Reproduce every line of the records below verbatim, and leave the pictures out of your answer.

Data for processing>
==============================

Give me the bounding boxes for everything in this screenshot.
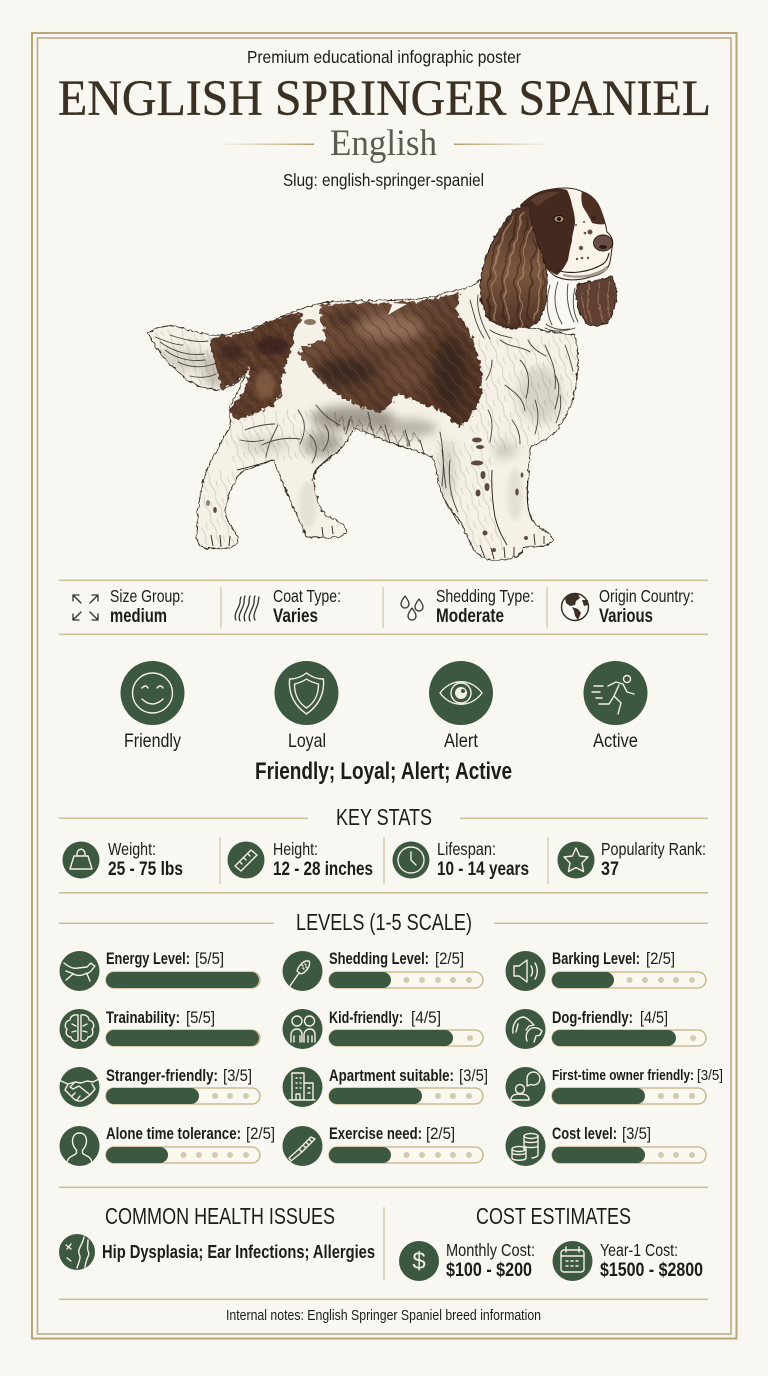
- level: dog-friendly: [4/5]: [640, 1008, 668, 1027]
- shedding type: Moderate: [436, 606, 504, 627]
- year-1 cost: [552, 1240, 703, 1281]
- panel: common health issues: [59, 1203, 375, 1270]
- stat: weight: 25 - 75 lbs: [108, 859, 183, 880]
- icon: coat hair: [235, 596, 259, 621]
- panel: common health issues: COMMON HEALTH ISSUES: [105, 1203, 335, 1229]
- origin country: Various: [599, 606, 653, 627]
- coat type: Varies: [273, 606, 318, 627]
- stat: height: 12 - 28 inches: [273, 859, 373, 880]
- title: ENGLISH SPRINGER SPANIEL: [58, 71, 711, 127]
- stat: lifespan: 10 - 14 years: [437, 859, 529, 880]
- level: cost: [506, 1124, 706, 1166]
- slug: Slug: english-springer-spaniel: [283, 170, 484, 190]
- heading: key stats: KEY STATS: [336, 804, 432, 830]
- level: cost: [3/5]: [622, 1124, 651, 1143]
- eye near: [554, 216, 564, 222]
- icon: joint: [59, 1234, 95, 1270]
- toes: [211, 526, 544, 559]
- level: alone time tolerance: Alone time tolerance:: [106, 1124, 241, 1143]
- level: energy: Energy Level:: [106, 949, 190, 968]
- eye far: [592, 216, 596, 220]
- soft shading on coat: [157, 348, 562, 529]
- freckles: [575, 221, 592, 260]
- level: dog-friendly: Dog-friendly:: [552, 1008, 633, 1027]
- white fur texture: [150, 330, 576, 550]
- trait: active: Active: [593, 730, 638, 752]
- heading: levels: LEVELS (1-5 SCALE): [296, 909, 472, 935]
- stat: popularity rank: [558, 839, 706, 880]
- stat: weight: Weight:: [108, 839, 156, 859]
- coat type: Coat Type:: [273, 586, 341, 606]
- stat: height: [228, 839, 373, 880]
- dog body base: [148, 280, 578, 560]
- level: cost: Cost level:: [552, 1124, 617, 1143]
- header: title block: [58, 47, 711, 190]
- monthly cost: Monthly Cost:: [446, 1240, 535, 1260]
- trait: active: [584, 661, 648, 752]
- level: stranger-friendly: Stranger-friendly:: [106, 1066, 218, 1085]
- monthly cost: [399, 1240, 535, 1281]
- level: shedding: [282, 949, 483, 991]
- face details: [554, 216, 612, 278]
- level: kid-friendly: [4/5]: [411, 1008, 441, 1027]
- origin country: [599, 586, 694, 627]
- leg spots: [206, 438, 528, 552]
- level: first-time owner friendly: [506, 1067, 723, 1107]
- stat: lifespan: Lifespan:: [437, 839, 496, 859]
- size group: Size Group:: [110, 586, 184, 606]
- level: apartment suitable: Apartment suitable:: [329, 1066, 454, 1085]
- subtitle with flanking lines: English: [330, 123, 437, 164]
- level: energy: [5/5]: [195, 949, 224, 968]
- head base: [523, 188, 613, 280]
- stat: popularity rank: Popularity Rank:: [601, 839, 706, 859]
- icon: water drops: [401, 596, 423, 620]
- size group: medium: [110, 606, 167, 627]
- monthly cost: $100 - $200: [446, 1260, 532, 1281]
- nose: [594, 235, 612, 251]
- level: stranger-friendly: [60, 1066, 260, 1107]
- illustration: springer spaniel: [148, 188, 617, 560]
- temperament traits: [120, 661, 648, 785]
- level: dog-friendly: [506, 1008, 706, 1049]
- footer note: Internal notes: English Springer Spaniel breed information: [226, 1307, 541, 1324]
- shedding type: Shedding Type:: [436, 586, 534, 606]
- panel: cost estimates: COST ESTIMATES: [476, 1203, 631, 1229]
- near ear: [480, 207, 547, 328]
- level: alone time tolerance: [60, 1124, 275, 1166]
- belly fringe: [335, 412, 421, 446]
- saddle white marking and speck: [304, 303, 407, 325]
- stat: weight: [62, 839, 183, 880]
- panel: key stats: [59, 804, 708, 894]
- size group: [110, 586, 184, 627]
- head brown markings: [520, 189, 605, 275]
- trait: friendly: [120, 661, 184, 752]
- level: first-time owner friendly: First-time owner friendly:: [552, 1068, 694, 1084]
- trait: loyal: Loyal: [288, 730, 326, 752]
- icon: globe: [562, 594, 588, 620]
- icon: size arrows: [73, 595, 98, 620]
- level: barking: Barking Level:: [552, 949, 640, 968]
- level: exercise need: [282, 1124, 483, 1166]
- monthly cost: $: [412, 1248, 426, 1275]
- panel: cost estimates: [399, 1203, 703, 1281]
- trait: loyal: [274, 661, 338, 752]
- level: exercise need: Exercise need:: [329, 1124, 422, 1143]
- hip and tail brown patch: [210, 312, 303, 420]
- traits summary: Friendly; Loyal; Alert; Active: [255, 758, 512, 785]
- year-1 cost: $1500 - $2800: [600, 1260, 703, 1281]
- stat: lifespan: [392, 839, 529, 880]
- stat: popularity rank: 37: [601, 859, 619, 880]
- shedding type: [436, 586, 534, 627]
- trait: alert: Alert: [444, 730, 478, 752]
- saddle tone variation: [298, 293, 482, 426]
- panel: levels: [59, 909, 723, 1166]
- level: stranger-friendly: [3/5]: [223, 1066, 252, 1085]
- origin country: Origin Country:: [599, 586, 694, 606]
- level: trainability: [60, 1008, 260, 1049]
- neck ruff and chest fur strokes: [155, 282, 578, 524]
- far ear: [576, 276, 617, 326]
- level: kid-friendly: Kid-friendly:: [329, 1008, 403, 1027]
- coat type: [273, 586, 341, 627]
- stat: height: Height:: [273, 839, 318, 859]
- level: alone time tolerance: [2/5]: [246, 1124, 275, 1143]
- level: barking: [506, 949, 706, 991]
- level: shedding: Shedding Level:: [329, 949, 429, 968]
- leg inner outlines: [237, 455, 532, 545]
- hip tone variation: [220, 337, 288, 399]
- trait: alert: [429, 661, 493, 752]
- brown saddle patch: [297, 293, 482, 427]
- ear hair streaks: [488, 212, 543, 327]
- level: exercise need: [2/5]: [426, 1124, 455, 1143]
- eyebrow text: Premium educational infographic poster: [247, 47, 521, 67]
- info strip: breed facts: [59, 580, 708, 635]
- year-1 cost: Year-1 Cost:: [600, 1240, 678, 1260]
- level: apartment suitable: [282, 1066, 488, 1107]
- level: shedding: [2/5]: [435, 949, 464, 968]
- level: trainability: [5/5]: [186, 1008, 215, 1027]
- level: trainability: Trainability:: [106, 1008, 180, 1027]
- mouth and lip shading: [557, 253, 609, 278]
- level: first-time owner friendly: [3/5]: [697, 1068, 723, 1084]
- level: barking: [2/5]: [646, 949, 675, 968]
- panel: common health issues: Hip Dysplasia; Ear Infections; Allergies: [102, 1242, 375, 1262]
- trait: friendly: Friendly: [124, 730, 181, 752]
- level: energy: [60, 949, 260, 991]
- level: apartment suitable: [3/5]: [459, 1066, 488, 1085]
- level: kid-friendly: [282, 1008, 483, 1049]
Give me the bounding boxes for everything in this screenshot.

==============================

Completed task>
Give me the bounding boxes for everything in this screenshot.
- level: dog-friendly: [4/5]: [640, 1008, 668, 1027]
- shedding type: Moderate: [436, 606, 504, 627]
- year-1 cost: [552, 1240, 703, 1281]
- panel: common health issues: [59, 1203, 375, 1270]
- stat: weight: 25 - 75 lbs: [108, 859, 183, 880]
- icon: coat hair: [235, 596, 259, 621]
- panel: common health issues: COMMON HEALTH ISSUES: [105, 1203, 335, 1229]
- origin country: Various: [599, 606, 653, 627]
- coat type: Varies: [273, 606, 318, 627]
- stat: height: 12 - 28 inches: [273, 859, 373, 880]
- title: ENGLISH SPRINGER SPANIEL: [58, 71, 711, 127]
- stat: lifespan: 10 - 14 years: [437, 859, 529, 880]
- level: cost: [506, 1124, 706, 1166]
- slug: Slug: english-springer-spaniel: [283, 170, 484, 190]
- heading: key stats: KEY STATS: [336, 804, 432, 830]
- level: cost: [3/5]: [622, 1124, 651, 1143]
- eye near: [554, 216, 564, 222]
- icon: joint: [59, 1234, 95, 1270]
- toes: [211, 526, 544, 559]
- level: alone time tolerance: Alone time tolerance:: [106, 1124, 241, 1143]
- level: energy: Energy Level:: [106, 949, 190, 968]
- eye far: [592, 216, 596, 220]
- soft shading on coat: [157, 348, 562, 529]
- freckles: [575, 221, 592, 260]
- level: dog-friendly: Dog-friendly:: [552, 1008, 633, 1027]
- white fur texture: [150, 330, 576, 550]
- trait: active: Active: [593, 730, 638, 752]
- heading: levels: LEVELS (1-5 SCALE): [296, 909, 472, 935]
- stat: popularity rank: [558, 839, 706, 880]
- stat: weight: Weight:: [108, 839, 156, 859]
- coat type: Coat Type:: [273, 586, 341, 606]
- stat: height: [228, 839, 373, 880]
- dog body base: [148, 280, 578, 560]
- level: cost: Cost level:: [552, 1124, 617, 1143]
- header: title block: [58, 47, 711, 190]
- monthly cost: Monthly Cost:: [446, 1240, 535, 1260]
- trait: active: [584, 661, 648, 752]
- level: stranger-friendly: Stranger-friendly:: [106, 1066, 218, 1085]
- monthly cost: [399, 1240, 535, 1281]
- level: shedding: [282, 949, 483, 991]
- face details: [554, 216, 612, 278]
- level: kid-friendly: [4/5]: [411, 1008, 441, 1027]
- origin country: [599, 586, 694, 627]
- leg spots: [206, 438, 528, 552]
- level: first-time owner friendly: [506, 1067, 723, 1107]
- stat: lifespan: Lifespan:: [437, 839, 496, 859]
- size group: Size Group:: [110, 586, 184, 606]
- level: apartment suitable: Apartment suitable:: [329, 1066, 454, 1085]
- subtitle with flanking lines: English: [330, 123, 437, 164]
- level: energy: [5/5]: [195, 949, 224, 968]
- head base: [523, 188, 613, 280]
- stat: popularity rank: Popularity Rank:: [601, 839, 706, 859]
- icon: water drops: [401, 596, 423, 620]
- size group: medium: [110, 606, 167, 627]
- monthly cost: $100 - $200: [446, 1260, 532, 1281]
- nose: [594, 235, 612, 251]
- level: stranger-friendly: [60, 1066, 260, 1107]
- illustration: springer spaniel: [148, 188, 617, 560]
- temperament traits: [120, 661, 648, 785]
- level: dog-friendly: [506, 1008, 706, 1049]
- footer note: Internal notes: English Springer Spaniel breed information: [226, 1307, 541, 1324]
- shedding type: Shedding Type:: [436, 586, 534, 606]
- panel: cost estimates: COST ESTIMATES: [476, 1203, 631, 1229]
- near ear: [480, 207, 547, 328]
- level: alone time tolerance: [60, 1124, 275, 1166]
- belly fringe: [335, 412, 421, 446]
- saddle white marking and speck: [304, 303, 407, 325]
- stat: weight: [62, 839, 183, 880]
- panel: key stats: [59, 804, 708, 894]
- size group: [110, 586, 184, 627]
- head brown markings: [520, 189, 605, 275]
- trait: friendly: [120, 661, 184, 752]
- level: first-time owner friendly: First-time owner friendly:: [552, 1068, 694, 1084]
- trait: loyal: Loyal: [288, 730, 326, 752]
- icon: globe: [562, 594, 588, 620]
- icon: size arrows: [73, 595, 98, 620]
- level: barking: Barking Level:: [552, 949, 640, 968]
- level: exercise need: [282, 1124, 483, 1166]
- monthly cost: $: [412, 1248, 426, 1275]
- panel: cost estimates: [399, 1203, 703, 1281]
- trait: loyal: [274, 661, 338, 752]
- level: exercise need: Exercise need:: [329, 1124, 422, 1143]
- hip and tail brown patch: [210, 312, 303, 420]
- traits summary: Friendly; Loyal; Alert; Active: [255, 758, 512, 785]
- year-1 cost: $1500 - $2800: [600, 1260, 703, 1281]
- stat: lifespan: [392, 839, 529, 880]
- stat: popularity rank: 37: [601, 859, 619, 880]
- shedding type: [436, 586, 534, 627]
- trait: alert: Alert: [444, 730, 478, 752]
- saddle tone variation: [298, 293, 482, 426]
- panel: levels: [59, 909, 723, 1166]
- level: stranger-friendly: [3/5]: [223, 1066, 252, 1085]
- origin country: Origin Country:: [599, 586, 694, 606]
- level: trainability: [60, 1008, 260, 1049]
- neck ruff and chest fur strokes: [155, 282, 578, 524]
- far ear: [576, 276, 617, 326]
- level: kid-friendly: Kid-friendly:: [329, 1008, 403, 1027]
- coat type: [273, 586, 341, 627]
- stat: height: Height:: [273, 839, 318, 859]
- level: alone time tolerance: [2/5]: [246, 1124, 275, 1143]
- level: barking: [506, 949, 706, 991]
- level: shedding: Shedding Level:: [329, 949, 429, 968]
- leg inner outlines: [237, 455, 532, 545]
- hip tone variation: [220, 337, 288, 399]
- trait: alert: [429, 661, 493, 752]
- brown saddle patch: [297, 293, 482, 427]
- ear hair streaks: [488, 212, 543, 327]
- level: exercise need: [2/5]: [426, 1124, 455, 1143]
- eyebrow text: Premium educational infographic poster: [247, 47, 521, 67]
- info strip: breed facts: [59, 580, 708, 635]
- year-1 cost: Year-1 Cost:: [600, 1240, 678, 1260]
- level: apartment suitable: [282, 1066, 488, 1107]
- level: shedding: [2/5]: [435, 949, 464, 968]
- level: trainability: [5/5]: [186, 1008, 215, 1027]
- level: trainability: Trainability:: [106, 1008, 180, 1027]
- mouth and lip shading: [557, 253, 609, 278]
- level: first-time owner friendly: [3/5]: [697, 1068, 723, 1084]
- level: barking: [2/5]: [646, 949, 675, 968]
- panel: common health issues: Hip Dysplasia; Ear Infections; Allergies: [102, 1242, 375, 1262]
- trait: friendly: Friendly: [124, 730, 181, 752]
- level: energy: [60, 949, 260, 991]
- level: apartment suitable: [3/5]: [459, 1066, 488, 1085]
- level: kid-friendly: [282, 1008, 483, 1049]
Give me the bounding boxes for everything in this screenshot.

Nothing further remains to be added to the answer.